* [Stated task]: Pick out each line in these entries that contains the string "been".

* [Records supplied]:

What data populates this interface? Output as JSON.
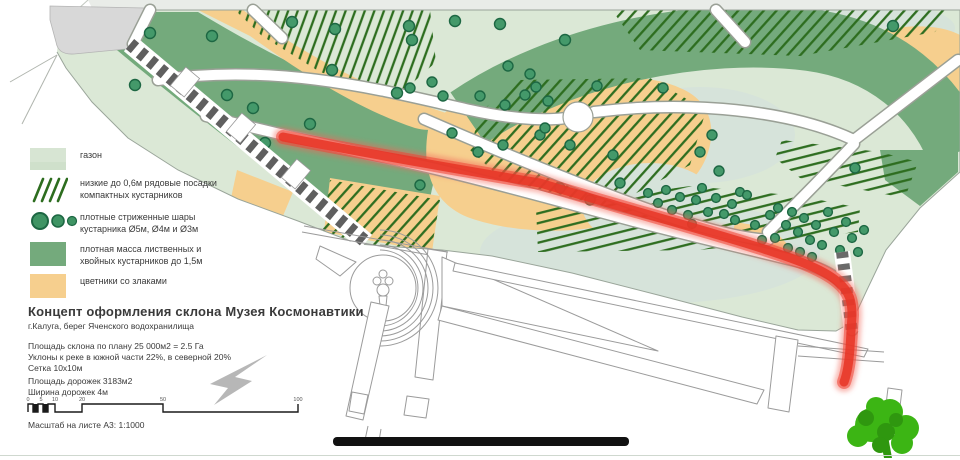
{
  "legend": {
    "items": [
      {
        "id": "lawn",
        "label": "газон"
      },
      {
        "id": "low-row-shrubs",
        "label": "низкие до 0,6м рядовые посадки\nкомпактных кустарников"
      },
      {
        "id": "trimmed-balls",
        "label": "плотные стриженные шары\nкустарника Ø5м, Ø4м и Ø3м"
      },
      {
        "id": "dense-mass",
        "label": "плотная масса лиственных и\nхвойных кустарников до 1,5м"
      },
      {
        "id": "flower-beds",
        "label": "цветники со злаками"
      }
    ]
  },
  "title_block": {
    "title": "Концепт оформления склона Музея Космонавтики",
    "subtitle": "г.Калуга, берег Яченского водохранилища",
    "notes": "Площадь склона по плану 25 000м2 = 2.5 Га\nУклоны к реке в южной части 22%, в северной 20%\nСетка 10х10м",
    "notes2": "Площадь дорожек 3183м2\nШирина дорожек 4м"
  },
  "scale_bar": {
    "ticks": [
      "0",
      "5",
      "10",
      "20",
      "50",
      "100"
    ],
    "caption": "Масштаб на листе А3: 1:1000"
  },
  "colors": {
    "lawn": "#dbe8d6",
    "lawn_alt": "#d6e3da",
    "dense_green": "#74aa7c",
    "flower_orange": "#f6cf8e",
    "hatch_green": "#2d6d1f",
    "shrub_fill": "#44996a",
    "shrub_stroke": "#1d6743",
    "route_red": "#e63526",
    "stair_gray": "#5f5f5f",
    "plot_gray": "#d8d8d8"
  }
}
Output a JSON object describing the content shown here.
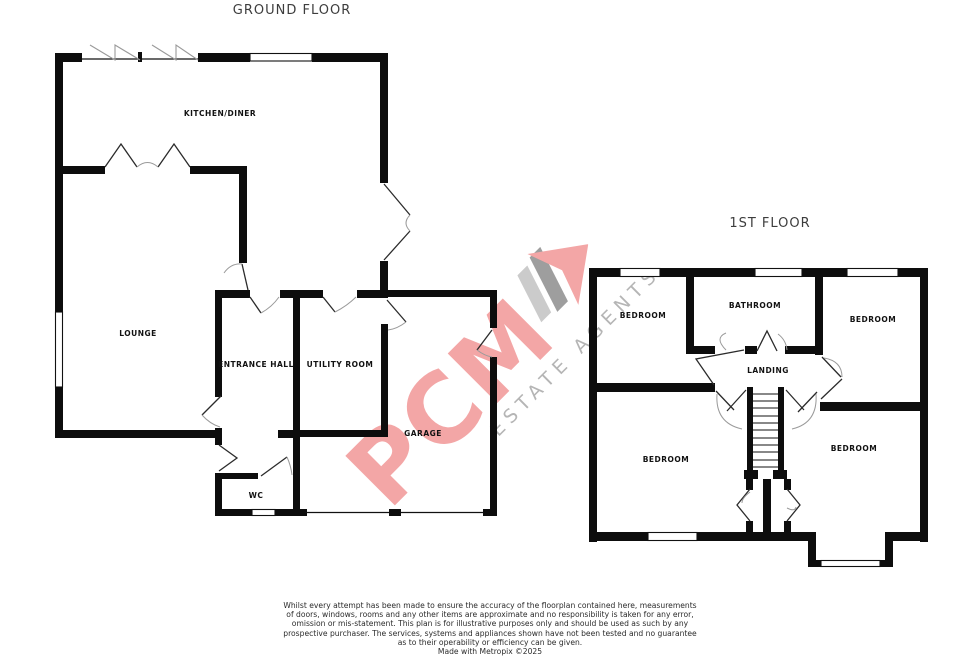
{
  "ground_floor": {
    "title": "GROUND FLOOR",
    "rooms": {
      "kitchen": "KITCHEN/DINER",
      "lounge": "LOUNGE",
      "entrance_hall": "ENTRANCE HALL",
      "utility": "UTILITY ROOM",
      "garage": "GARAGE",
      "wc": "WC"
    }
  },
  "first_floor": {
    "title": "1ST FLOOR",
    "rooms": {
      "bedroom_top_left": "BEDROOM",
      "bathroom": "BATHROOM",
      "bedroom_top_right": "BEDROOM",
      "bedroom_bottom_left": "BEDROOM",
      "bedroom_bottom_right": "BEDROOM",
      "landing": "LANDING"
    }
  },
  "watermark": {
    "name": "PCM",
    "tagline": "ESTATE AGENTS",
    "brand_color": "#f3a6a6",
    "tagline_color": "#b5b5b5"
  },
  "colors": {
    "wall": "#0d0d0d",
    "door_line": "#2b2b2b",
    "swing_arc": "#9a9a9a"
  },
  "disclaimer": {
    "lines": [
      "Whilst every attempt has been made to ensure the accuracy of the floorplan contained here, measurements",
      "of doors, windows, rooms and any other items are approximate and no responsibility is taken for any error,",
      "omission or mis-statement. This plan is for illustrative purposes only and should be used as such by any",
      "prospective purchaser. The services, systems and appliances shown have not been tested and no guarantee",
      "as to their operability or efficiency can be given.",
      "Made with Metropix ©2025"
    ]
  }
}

* [Expected output]:
      "Whilst every attempt has been made to ensure the accuracy of the floorplan contained here, measurements",
      "prospective purchaser. The services, systems and appliances shown have not been tested and no guarantee",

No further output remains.